=== EXERCISE DATA ===

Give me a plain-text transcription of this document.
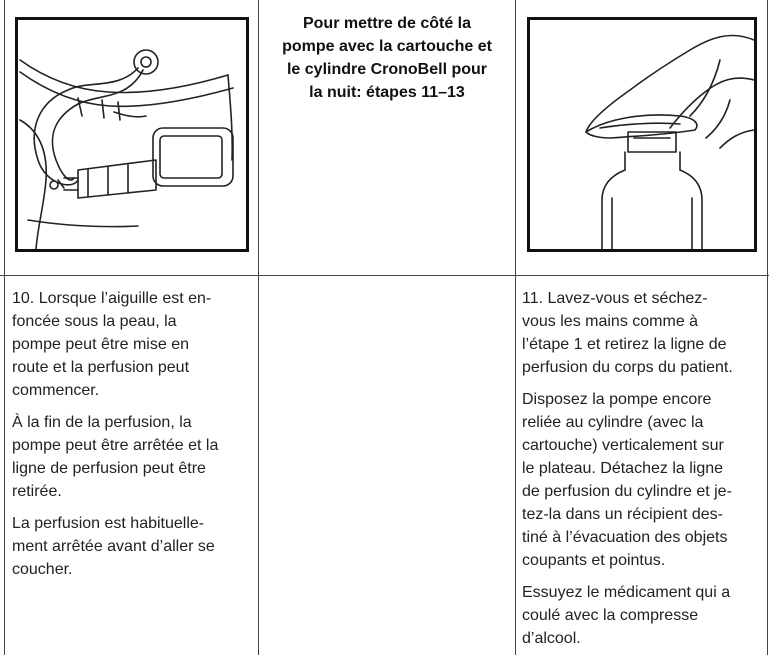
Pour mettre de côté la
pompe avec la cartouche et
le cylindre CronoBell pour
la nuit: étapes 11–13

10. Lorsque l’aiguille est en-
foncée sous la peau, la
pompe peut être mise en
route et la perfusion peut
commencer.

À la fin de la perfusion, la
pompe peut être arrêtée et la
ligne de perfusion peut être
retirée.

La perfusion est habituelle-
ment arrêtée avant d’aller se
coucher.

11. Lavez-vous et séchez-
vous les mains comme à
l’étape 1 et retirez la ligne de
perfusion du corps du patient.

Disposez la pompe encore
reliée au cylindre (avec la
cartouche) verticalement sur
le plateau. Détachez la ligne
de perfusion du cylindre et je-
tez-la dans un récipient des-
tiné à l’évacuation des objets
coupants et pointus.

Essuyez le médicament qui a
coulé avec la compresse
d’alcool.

===
=== EXERCISE DATA ===

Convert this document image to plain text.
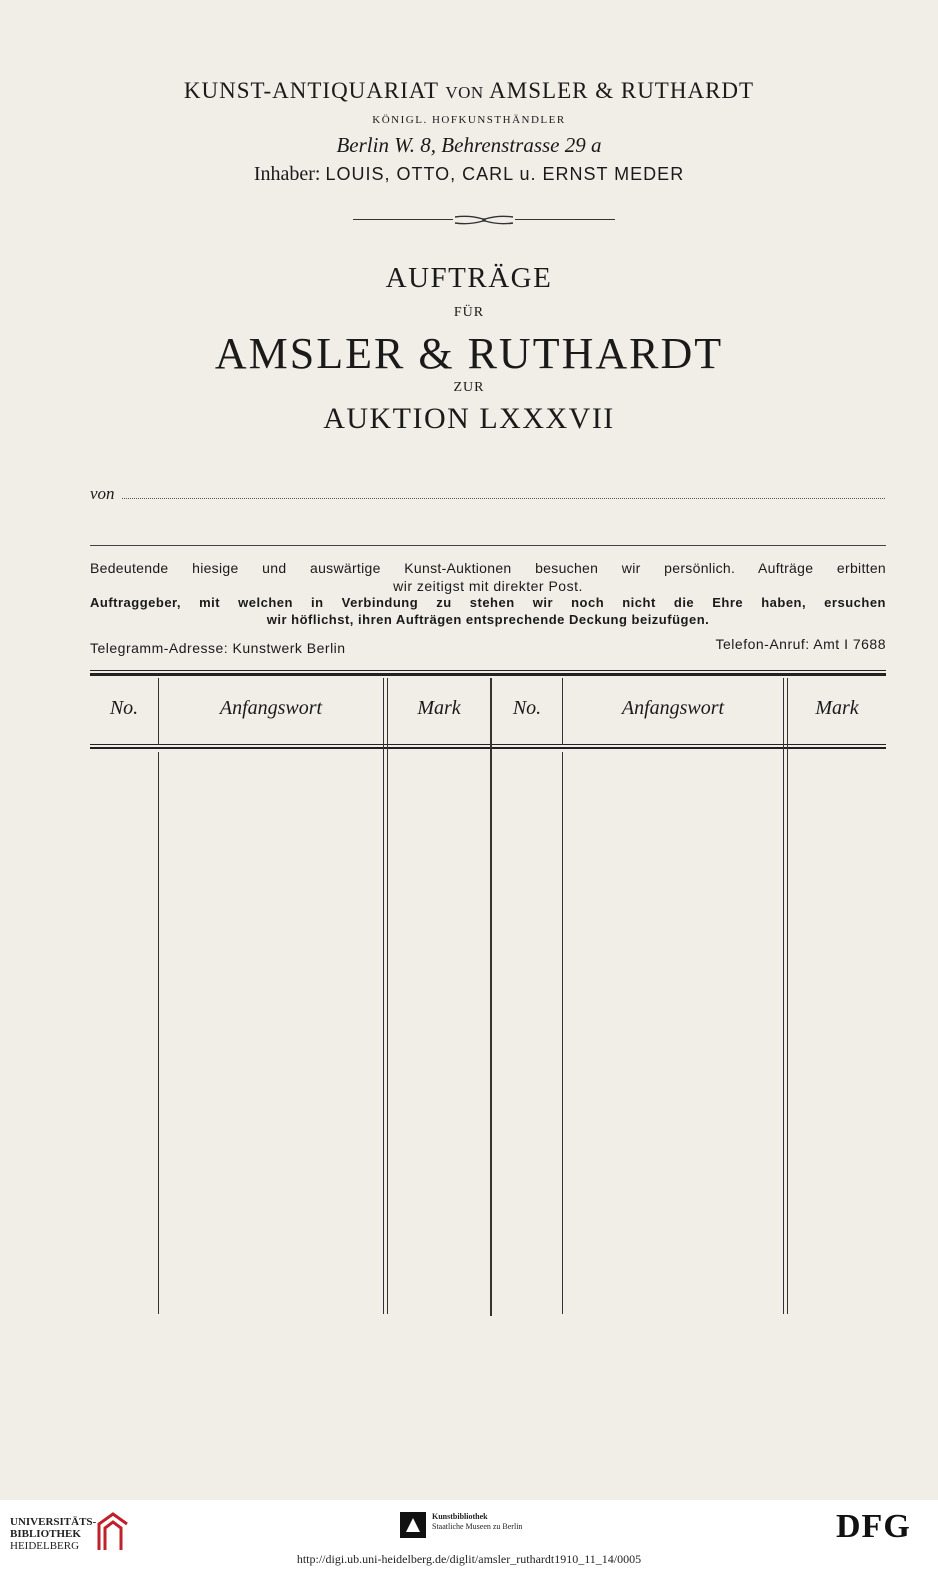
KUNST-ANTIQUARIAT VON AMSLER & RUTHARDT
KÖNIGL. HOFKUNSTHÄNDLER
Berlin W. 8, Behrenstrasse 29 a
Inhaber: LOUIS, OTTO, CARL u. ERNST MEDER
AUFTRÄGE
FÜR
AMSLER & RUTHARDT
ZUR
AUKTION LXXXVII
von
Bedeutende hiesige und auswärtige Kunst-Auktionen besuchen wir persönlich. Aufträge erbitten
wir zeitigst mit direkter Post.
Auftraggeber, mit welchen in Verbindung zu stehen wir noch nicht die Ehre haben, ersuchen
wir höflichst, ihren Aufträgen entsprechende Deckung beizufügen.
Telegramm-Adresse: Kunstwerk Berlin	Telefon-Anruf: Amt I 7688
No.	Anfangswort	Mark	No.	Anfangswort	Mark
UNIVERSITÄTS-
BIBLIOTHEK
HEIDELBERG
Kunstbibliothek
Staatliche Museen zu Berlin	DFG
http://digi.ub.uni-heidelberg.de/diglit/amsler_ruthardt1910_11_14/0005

===

▶ _REQUEST_: Take every line that includes the string "perfusion" and copy it.

▶ _RESPONSE TO THE TASK_:
route et la perfusion peut
À la fin de la perfusion, la
ligne de perfusion peut être
La perfusion est habituelle-
perfusion du corps du patient.
de perfusion du cylindre et je-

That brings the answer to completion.